▶

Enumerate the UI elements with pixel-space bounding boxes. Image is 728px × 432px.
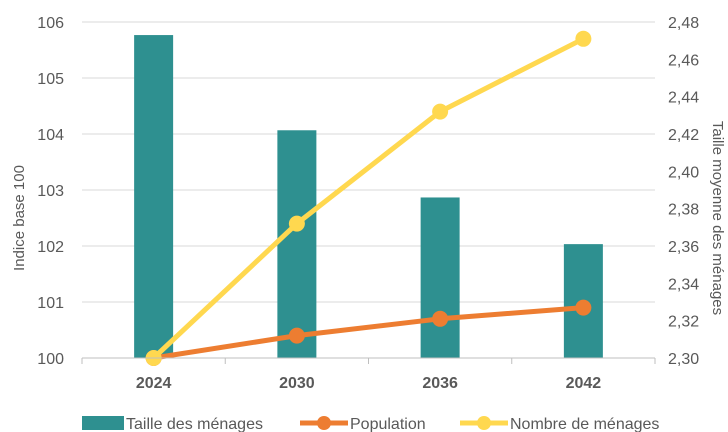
- y-tick-label: 105: [37, 71, 64, 88]
- x-tick-label: 2024: [136, 375, 172, 392]
- y2-tick-label: 2,38: [668, 202, 699, 219]
- y2-tick-label: 2,30: [668, 351, 699, 368]
- data-point: [288, 327, 305, 344]
- grid-lines: [82, 21, 655, 303]
- y-tick-label: 104: [37, 127, 64, 144]
- lines-layer: [145, 30, 592, 366]
- series-line: [151, 36, 586, 361]
- y2-axis-label: Taille moyenne des ménages: [709, 121, 726, 315]
- data-point: [575, 30, 592, 47]
- y2-tick-label: 2,46: [668, 52, 699, 69]
- y2-tick-label: 2,48: [668, 15, 699, 32]
- y2-tick-label: 2,34: [668, 276, 699, 293]
- y-tick-label: 106: [37, 15, 64, 32]
- y-axis-label: Indice base 100: [11, 165, 28, 271]
- legend-swatch: [82, 416, 124, 430]
- bar: [277, 130, 317, 358]
- bars-layer: [134, 35, 603, 359]
- data-point: [432, 310, 449, 327]
- legend: Taille des ménages Population Nombre de mé…: [82, 416, 659, 432]
- data-point: [288, 215, 305, 232]
- y2-tick-label: 2,32: [668, 314, 699, 331]
- y-tick-label: 100: [37, 351, 64, 368]
- y2-tick-label: 2,42: [668, 127, 699, 144]
- y2-tick-label: 2,36: [668, 239, 699, 256]
- bar: [134, 35, 174, 359]
- data-point: [575, 299, 592, 316]
- x-tick-label: 2042: [566, 375, 602, 392]
- y2-tick-label: 2,44: [668, 90, 699, 107]
- y-tick-label: 102: [37, 239, 64, 256]
- y-tick-label: 103: [37, 183, 64, 200]
- legend-label: Nombre de ménages: [510, 416, 659, 432]
- axis-layer: 100 101 102 103 104 105 106 2,30 2,32 2,34 2,36 2,3…: [37, 15, 699, 392]
- data-point: [432, 103, 449, 120]
- y2-tick-label: 2,40: [668, 164, 699, 181]
- legend-marker: [317, 416, 331, 430]
- y-tick-label: 101: [37, 295, 64, 312]
- bar: [420, 197, 460, 358]
- x-tick-label: 2036: [422, 375, 458, 392]
- legend-label: Population: [350, 416, 426, 432]
- series-line: [151, 305, 586, 361]
- x-tick-label: 2030: [279, 375, 315, 392]
- legend-label: Taille des ménages: [126, 416, 263, 432]
- legend-marker: [477, 416, 491, 430]
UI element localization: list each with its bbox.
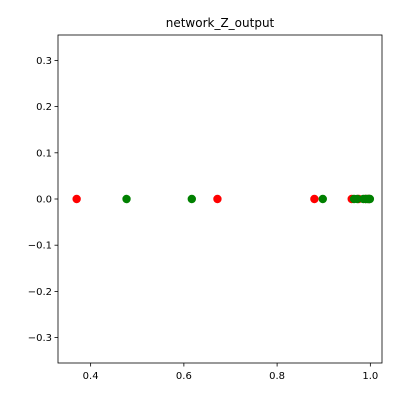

◀

* **Exercise objective**
Render everything from the line containing "- y-tick-label: 105: [37, 71, 64, 88]" down to the line containing "- bar: [420, 197, 460, 358]" as a JSON list of strings, one string per line, leaving out blank lines.

* **Expected output**
[
  "- y-tick-label: 105: [37, 71, 64, 88]",
  "- x-tick-label: 2024: [136, 375, 172, 392]",
  "- y2-tick-label: 2,38: [668, 202, 699, 219]",
  "- y2-tick-label: 2,30: [668, 351, 699, 368]",
  "- data-point: [288, 327, 305, 344]",
  "- grid-lines: [82, 21, 655, 303]",
  "- y-tick-label: 104: [37, 127, 64, 144]",
  "- lines-layer: [145, 30, 592, 366]",
  "- series-line: [151, 36, 586, 361]",
  "- y2-axis-label: Taille moyenne des ménages: [709, 121, 726, 315]",
  "- data-point: [575, 30, 592, 47]",
  "- y2-tick-label: 2,46: [668, 52, 699, 69]",
  "- y2-tick-label: 2,48: [668, 15, 699, 32]",
  "- y2-tick-label: 2,34: [668, 276, 699, 293]",
  "- y-tick-label: 106: [37, 15, 64, 32]",
  "- y-axis-label: Indice base 100: [11, 165, 28, 271]",
  "- legend-swatch: [82, 416, 124, 430]",
  "- bar: [277, 130, 317, 358]",
  "- bars-layer: [134, 35, 603, 359]",
  "- data-point: [432, 310, 449, 327]",
  "- legend: Taille des ménages Population Nombre de mé…: [82, 416, 659, 432]",
  "- data-point: [288, 215, 305, 232]",
  "- y2-tick-label: 2,32: [668, 314, 699, 331]",
  "- y-tick-label: 100: [37, 351, 64, 368]",
  "- y2-tick-label: 2,42: [668, 127, 699, 144]",
  "- y2-tick-label: 2,36: [668, 239, 699, 256]",
  "- bar: [134, 35, 174, 359]",
  "- data-point: [575, 299, 592, 316]",
  "- x-tick-label: 2042: [566, 375, 602, 392]",
  "- y2-tick-label: 2,44: [668, 90, 699, 107]",
  "- y-tick-label: 102: [37, 239, 64, 256]",
  "- y-tick-label: 103: [37, 183, 64, 200]",
  "- legend-label: Nombre de ménages: [510, 416, 659, 432]",
  "- axis-layer: 100 101 102 103 104 105 106 2,30 2,32 2,34 2,36 2,3…: [37, 15, 699, 392]",
  "- data-point: [432, 103, 449, 120]",
  "- y2-tick-label: 2,40: [668, 164, 699, 181]",
  "- legend-marker: [317, 416, 331, 430]",
  "- y-tick-label: 101: [37, 295, 64, 312]",
  "- bar: [420, 197, 460, 358]"
]